------ RAW RECORDS
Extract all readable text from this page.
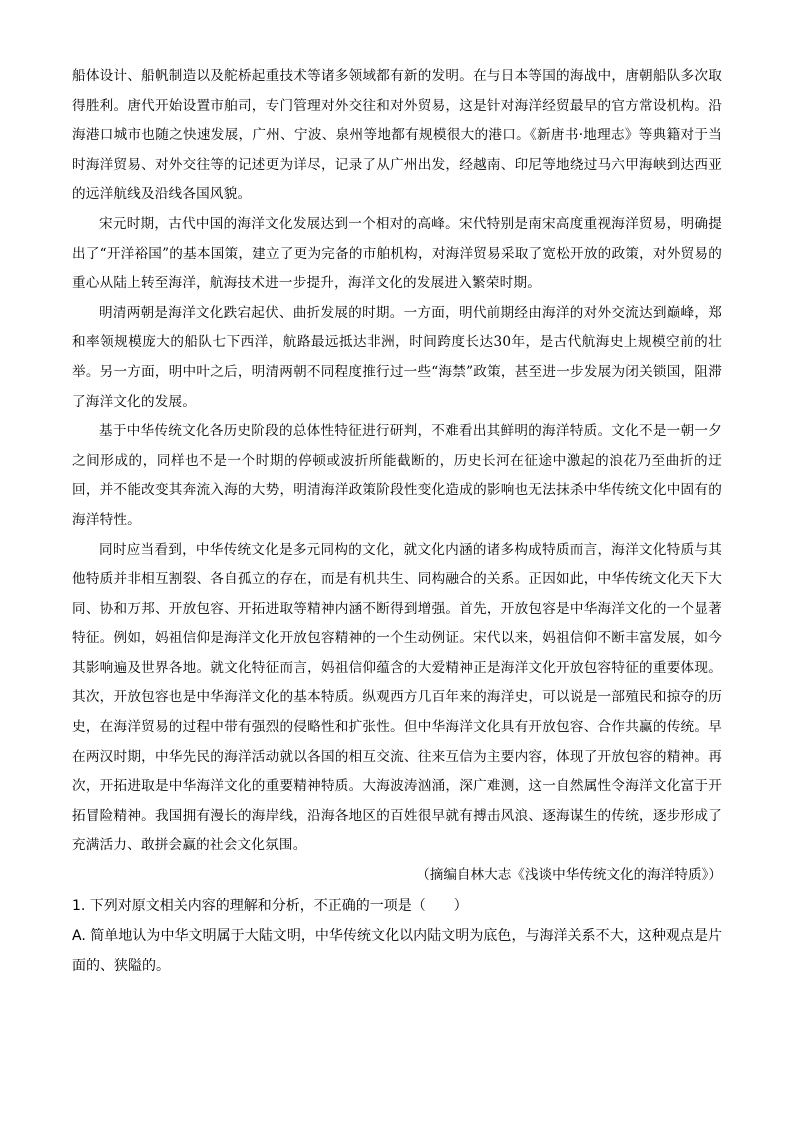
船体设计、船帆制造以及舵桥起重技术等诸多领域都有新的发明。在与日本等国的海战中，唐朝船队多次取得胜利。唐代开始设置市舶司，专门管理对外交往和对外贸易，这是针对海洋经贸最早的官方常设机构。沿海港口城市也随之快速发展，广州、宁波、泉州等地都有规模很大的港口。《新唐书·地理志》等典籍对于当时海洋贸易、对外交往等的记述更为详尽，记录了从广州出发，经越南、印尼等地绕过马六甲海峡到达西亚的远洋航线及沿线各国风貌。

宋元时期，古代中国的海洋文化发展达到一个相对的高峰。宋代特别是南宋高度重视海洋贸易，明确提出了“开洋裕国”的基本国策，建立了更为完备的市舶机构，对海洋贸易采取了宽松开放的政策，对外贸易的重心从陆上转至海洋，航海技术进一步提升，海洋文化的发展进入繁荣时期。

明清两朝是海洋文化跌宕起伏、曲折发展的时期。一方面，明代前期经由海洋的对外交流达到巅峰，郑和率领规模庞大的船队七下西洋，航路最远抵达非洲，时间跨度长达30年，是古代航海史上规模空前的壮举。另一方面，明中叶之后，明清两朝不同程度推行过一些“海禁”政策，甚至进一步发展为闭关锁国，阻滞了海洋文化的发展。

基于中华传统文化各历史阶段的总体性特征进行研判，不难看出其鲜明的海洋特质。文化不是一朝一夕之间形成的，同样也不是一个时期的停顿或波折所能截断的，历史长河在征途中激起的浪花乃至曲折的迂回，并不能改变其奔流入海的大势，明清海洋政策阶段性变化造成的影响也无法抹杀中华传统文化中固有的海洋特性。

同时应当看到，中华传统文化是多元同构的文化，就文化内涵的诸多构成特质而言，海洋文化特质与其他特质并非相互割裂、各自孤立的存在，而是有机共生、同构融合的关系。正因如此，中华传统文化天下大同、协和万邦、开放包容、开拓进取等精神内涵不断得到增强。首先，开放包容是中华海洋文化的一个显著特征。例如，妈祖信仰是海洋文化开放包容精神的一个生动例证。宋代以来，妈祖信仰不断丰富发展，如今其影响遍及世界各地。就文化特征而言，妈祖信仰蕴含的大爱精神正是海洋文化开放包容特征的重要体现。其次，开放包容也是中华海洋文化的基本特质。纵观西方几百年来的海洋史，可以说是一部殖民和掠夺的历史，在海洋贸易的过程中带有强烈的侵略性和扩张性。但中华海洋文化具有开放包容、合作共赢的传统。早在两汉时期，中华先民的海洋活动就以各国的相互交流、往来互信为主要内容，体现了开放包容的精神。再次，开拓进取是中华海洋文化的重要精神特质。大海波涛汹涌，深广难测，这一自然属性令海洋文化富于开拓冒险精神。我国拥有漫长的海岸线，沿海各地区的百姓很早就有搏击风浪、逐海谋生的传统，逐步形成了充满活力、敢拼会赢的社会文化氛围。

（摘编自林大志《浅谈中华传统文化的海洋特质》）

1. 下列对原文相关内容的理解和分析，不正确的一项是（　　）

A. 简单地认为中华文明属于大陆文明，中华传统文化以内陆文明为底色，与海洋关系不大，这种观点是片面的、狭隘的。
------------
------ RAW RECORDS
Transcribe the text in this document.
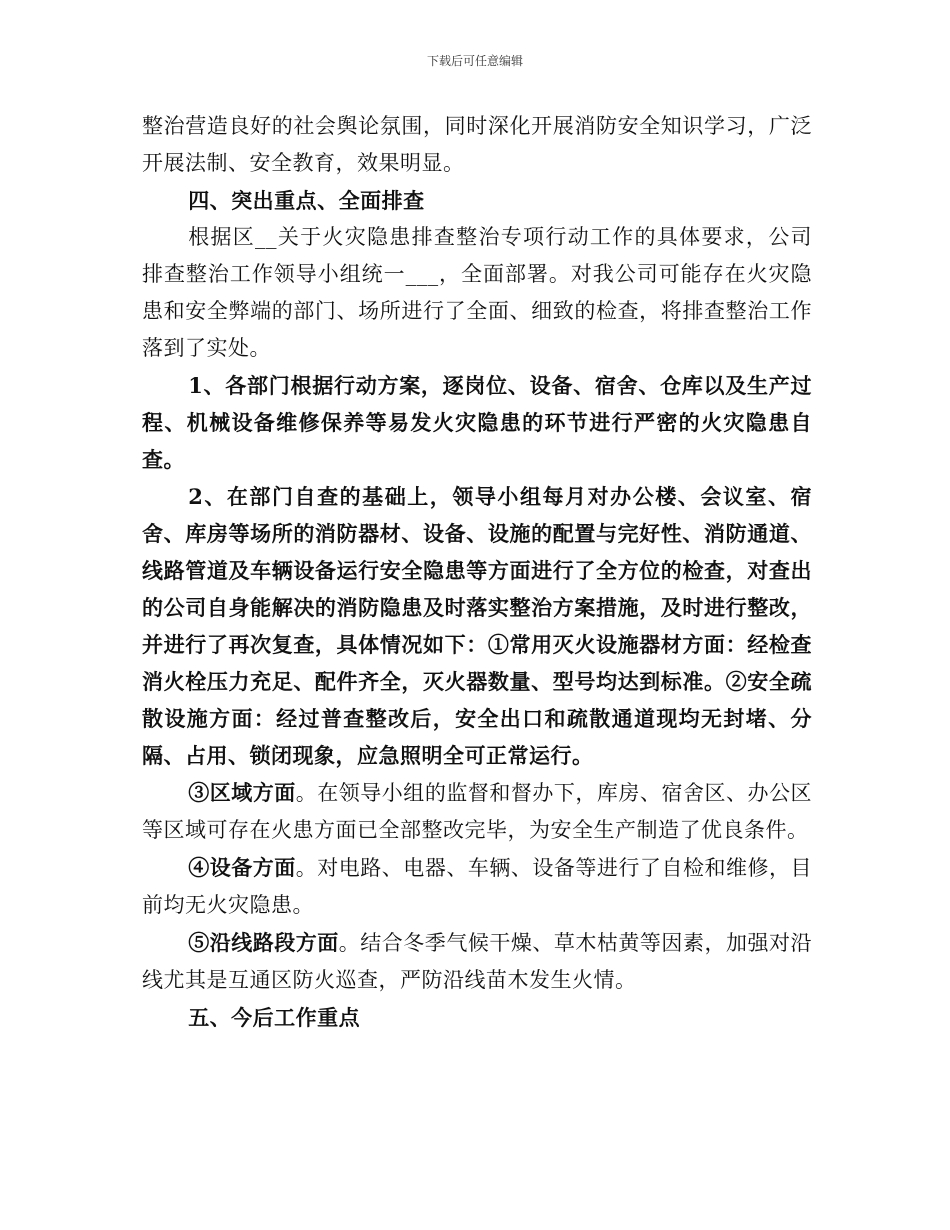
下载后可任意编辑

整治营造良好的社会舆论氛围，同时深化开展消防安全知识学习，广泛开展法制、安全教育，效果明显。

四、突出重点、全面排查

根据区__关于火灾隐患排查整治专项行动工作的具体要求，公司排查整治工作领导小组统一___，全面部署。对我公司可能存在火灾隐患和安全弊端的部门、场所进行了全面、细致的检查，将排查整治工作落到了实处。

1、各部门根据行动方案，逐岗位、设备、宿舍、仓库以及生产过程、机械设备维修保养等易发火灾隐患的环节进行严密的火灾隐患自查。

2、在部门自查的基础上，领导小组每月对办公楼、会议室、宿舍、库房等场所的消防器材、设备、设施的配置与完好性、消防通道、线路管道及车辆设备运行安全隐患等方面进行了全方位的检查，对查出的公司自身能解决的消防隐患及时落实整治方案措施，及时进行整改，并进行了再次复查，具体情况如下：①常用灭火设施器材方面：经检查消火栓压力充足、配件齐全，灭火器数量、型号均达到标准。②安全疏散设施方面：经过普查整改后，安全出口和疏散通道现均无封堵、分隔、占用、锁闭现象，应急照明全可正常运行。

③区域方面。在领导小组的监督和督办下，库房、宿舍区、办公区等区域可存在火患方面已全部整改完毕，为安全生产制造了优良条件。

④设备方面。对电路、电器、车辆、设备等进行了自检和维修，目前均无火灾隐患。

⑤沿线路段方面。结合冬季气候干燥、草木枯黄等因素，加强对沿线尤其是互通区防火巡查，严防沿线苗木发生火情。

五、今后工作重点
------------
— WORK TO DO —
Only the number is needed: state how many lines in the listing contain "text".

— CORRECT OUTPUT —
2